(Data entries for graphics)

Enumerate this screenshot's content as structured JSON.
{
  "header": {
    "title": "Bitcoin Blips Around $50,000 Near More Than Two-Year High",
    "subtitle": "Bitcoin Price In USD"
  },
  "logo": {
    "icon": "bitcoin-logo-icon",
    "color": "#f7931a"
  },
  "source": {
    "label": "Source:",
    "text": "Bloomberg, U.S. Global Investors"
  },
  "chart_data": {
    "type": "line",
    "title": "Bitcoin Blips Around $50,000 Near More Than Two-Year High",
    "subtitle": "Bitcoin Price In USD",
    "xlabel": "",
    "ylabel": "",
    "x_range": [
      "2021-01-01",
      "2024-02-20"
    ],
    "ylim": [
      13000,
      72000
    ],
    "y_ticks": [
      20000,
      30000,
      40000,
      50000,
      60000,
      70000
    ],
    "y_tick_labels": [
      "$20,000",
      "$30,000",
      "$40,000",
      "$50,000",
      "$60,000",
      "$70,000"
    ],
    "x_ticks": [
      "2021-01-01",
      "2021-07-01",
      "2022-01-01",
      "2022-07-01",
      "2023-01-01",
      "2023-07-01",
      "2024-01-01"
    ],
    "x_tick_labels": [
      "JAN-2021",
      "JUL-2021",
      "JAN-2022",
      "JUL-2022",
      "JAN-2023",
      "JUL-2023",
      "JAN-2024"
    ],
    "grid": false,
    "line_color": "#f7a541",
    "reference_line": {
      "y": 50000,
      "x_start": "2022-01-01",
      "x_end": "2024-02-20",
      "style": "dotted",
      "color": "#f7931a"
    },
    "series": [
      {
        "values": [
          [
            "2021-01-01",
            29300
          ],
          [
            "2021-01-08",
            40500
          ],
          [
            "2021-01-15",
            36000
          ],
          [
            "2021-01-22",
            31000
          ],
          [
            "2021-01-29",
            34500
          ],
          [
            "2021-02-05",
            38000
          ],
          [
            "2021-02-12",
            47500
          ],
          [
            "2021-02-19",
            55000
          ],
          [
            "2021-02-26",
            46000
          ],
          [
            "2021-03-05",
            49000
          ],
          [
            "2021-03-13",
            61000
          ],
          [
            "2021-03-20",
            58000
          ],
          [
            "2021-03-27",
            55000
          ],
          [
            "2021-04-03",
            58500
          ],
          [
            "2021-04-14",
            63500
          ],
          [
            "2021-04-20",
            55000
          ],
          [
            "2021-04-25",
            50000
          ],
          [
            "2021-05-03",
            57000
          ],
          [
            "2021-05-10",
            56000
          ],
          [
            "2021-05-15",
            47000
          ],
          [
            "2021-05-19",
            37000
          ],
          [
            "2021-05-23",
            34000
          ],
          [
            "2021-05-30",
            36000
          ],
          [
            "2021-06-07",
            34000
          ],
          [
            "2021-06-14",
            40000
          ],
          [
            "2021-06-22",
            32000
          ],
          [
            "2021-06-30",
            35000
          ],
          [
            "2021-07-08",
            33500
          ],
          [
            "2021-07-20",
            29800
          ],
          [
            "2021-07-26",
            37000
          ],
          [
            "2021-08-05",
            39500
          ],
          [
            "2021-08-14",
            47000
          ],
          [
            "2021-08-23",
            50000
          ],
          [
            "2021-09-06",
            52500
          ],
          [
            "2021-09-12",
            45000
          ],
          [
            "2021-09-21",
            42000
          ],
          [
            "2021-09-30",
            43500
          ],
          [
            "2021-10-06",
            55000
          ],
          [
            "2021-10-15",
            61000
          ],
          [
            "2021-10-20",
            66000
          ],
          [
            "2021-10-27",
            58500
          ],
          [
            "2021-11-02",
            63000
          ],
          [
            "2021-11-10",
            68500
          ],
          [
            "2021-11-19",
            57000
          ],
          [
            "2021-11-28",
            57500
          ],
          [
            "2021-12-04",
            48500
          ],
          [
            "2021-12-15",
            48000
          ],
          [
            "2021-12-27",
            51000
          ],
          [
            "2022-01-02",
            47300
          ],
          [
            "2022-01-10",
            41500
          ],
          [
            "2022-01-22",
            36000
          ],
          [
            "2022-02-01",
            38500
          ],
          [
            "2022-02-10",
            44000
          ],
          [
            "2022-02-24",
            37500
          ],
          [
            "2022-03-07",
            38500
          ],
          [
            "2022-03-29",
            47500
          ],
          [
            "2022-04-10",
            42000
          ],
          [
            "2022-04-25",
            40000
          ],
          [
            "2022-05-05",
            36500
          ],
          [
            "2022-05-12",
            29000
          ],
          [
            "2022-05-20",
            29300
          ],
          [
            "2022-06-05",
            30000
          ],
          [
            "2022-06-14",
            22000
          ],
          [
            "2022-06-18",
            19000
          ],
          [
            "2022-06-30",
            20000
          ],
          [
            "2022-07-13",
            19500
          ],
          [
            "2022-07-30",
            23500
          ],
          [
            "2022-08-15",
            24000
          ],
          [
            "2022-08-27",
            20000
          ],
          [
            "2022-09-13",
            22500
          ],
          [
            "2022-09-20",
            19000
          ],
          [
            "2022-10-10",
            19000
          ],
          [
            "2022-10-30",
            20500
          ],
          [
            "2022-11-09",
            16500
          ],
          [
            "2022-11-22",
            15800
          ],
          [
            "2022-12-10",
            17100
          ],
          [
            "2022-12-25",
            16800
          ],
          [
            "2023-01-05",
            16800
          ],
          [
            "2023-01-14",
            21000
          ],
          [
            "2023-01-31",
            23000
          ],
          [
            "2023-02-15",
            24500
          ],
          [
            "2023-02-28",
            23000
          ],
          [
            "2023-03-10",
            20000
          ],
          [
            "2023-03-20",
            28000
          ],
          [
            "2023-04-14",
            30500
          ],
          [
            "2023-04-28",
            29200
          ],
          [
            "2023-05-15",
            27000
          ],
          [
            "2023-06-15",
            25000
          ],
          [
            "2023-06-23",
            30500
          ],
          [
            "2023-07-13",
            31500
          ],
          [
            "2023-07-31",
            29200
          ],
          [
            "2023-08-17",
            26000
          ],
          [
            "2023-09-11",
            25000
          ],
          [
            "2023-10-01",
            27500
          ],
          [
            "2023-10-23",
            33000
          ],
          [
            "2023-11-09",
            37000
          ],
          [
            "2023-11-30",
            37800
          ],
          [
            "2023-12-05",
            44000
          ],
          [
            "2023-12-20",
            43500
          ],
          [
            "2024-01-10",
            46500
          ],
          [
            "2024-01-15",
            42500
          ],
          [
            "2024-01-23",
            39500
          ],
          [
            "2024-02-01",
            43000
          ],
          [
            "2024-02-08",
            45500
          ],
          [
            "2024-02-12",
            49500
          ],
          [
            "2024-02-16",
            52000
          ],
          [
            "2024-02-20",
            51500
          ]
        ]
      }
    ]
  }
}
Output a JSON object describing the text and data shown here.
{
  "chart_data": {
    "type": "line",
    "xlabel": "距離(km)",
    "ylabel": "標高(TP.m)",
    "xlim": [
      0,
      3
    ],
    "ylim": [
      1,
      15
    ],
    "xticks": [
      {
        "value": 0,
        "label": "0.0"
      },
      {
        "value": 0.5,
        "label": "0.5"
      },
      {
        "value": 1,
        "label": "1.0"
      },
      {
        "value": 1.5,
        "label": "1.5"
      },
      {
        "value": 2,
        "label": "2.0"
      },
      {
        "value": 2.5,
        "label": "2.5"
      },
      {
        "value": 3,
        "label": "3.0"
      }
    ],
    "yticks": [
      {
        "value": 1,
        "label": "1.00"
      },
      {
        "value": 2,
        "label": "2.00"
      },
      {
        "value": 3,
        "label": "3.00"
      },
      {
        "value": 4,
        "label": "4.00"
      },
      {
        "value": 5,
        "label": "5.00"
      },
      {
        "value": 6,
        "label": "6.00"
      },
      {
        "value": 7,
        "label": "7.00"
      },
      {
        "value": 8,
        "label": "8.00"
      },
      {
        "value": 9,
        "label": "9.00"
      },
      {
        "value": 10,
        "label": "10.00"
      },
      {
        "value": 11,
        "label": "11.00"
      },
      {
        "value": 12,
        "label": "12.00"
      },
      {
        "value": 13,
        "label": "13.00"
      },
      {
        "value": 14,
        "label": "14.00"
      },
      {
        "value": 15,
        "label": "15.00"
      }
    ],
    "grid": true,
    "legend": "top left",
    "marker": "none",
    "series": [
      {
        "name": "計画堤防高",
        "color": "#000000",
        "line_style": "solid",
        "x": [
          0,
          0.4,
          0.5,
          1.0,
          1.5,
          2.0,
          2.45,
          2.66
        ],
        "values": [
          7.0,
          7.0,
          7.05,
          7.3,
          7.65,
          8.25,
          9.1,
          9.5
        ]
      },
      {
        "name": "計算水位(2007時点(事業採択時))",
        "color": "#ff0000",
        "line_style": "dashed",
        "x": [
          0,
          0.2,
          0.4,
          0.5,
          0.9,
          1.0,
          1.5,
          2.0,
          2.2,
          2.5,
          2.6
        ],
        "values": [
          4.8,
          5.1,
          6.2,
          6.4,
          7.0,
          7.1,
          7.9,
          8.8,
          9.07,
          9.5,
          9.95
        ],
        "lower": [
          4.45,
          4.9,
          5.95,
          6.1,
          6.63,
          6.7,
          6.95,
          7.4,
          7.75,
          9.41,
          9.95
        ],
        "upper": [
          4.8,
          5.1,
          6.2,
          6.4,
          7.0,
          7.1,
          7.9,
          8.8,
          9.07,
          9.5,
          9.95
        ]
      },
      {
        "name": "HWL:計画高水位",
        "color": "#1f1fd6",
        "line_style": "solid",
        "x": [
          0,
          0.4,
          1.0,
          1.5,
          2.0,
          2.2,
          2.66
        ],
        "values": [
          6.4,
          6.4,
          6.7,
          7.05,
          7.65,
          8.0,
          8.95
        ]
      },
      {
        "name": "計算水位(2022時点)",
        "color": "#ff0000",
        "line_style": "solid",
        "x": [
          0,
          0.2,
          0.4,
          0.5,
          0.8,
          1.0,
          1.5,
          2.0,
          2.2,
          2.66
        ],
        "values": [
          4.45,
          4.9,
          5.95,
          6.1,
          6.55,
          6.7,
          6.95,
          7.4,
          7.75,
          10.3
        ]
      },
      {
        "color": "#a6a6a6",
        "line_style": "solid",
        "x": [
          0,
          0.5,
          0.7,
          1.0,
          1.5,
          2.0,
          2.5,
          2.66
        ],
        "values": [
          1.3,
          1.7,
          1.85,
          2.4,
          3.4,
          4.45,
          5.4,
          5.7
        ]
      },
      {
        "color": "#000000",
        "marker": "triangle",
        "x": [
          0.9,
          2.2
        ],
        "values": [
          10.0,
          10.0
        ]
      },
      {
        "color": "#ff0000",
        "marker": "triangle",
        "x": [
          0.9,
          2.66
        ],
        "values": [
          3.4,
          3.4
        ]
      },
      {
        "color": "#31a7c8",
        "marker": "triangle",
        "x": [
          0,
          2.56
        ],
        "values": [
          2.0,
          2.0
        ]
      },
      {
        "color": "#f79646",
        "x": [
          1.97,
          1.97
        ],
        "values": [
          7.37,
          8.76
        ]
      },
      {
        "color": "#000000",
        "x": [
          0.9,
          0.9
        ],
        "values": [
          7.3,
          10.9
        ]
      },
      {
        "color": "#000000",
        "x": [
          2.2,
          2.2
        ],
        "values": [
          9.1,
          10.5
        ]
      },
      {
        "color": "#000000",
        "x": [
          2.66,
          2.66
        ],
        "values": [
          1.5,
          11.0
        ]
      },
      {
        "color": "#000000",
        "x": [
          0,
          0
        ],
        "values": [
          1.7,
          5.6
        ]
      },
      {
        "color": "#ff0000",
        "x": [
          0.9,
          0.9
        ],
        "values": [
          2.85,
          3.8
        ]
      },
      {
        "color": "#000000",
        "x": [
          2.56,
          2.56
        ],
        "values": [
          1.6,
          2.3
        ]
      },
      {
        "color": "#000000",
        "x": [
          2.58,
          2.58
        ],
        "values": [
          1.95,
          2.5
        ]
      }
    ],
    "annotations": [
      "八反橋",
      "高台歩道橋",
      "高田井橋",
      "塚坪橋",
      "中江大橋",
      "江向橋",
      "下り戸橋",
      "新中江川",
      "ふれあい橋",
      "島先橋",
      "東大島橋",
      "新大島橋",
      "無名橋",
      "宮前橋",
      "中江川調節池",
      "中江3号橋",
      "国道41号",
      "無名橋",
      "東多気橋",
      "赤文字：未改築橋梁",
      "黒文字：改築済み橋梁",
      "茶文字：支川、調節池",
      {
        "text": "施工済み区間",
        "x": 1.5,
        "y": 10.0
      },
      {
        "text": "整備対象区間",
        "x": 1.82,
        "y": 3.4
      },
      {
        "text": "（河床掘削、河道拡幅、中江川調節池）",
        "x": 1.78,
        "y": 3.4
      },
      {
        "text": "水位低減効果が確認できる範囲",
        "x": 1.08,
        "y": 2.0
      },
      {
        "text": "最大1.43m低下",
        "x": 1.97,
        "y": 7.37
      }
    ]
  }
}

**AIM**
Of the lines in the listing, how many hold the word "Price"? Nothing but the number is needed.

**OUTPUT FOR THIS EXERCISE**
2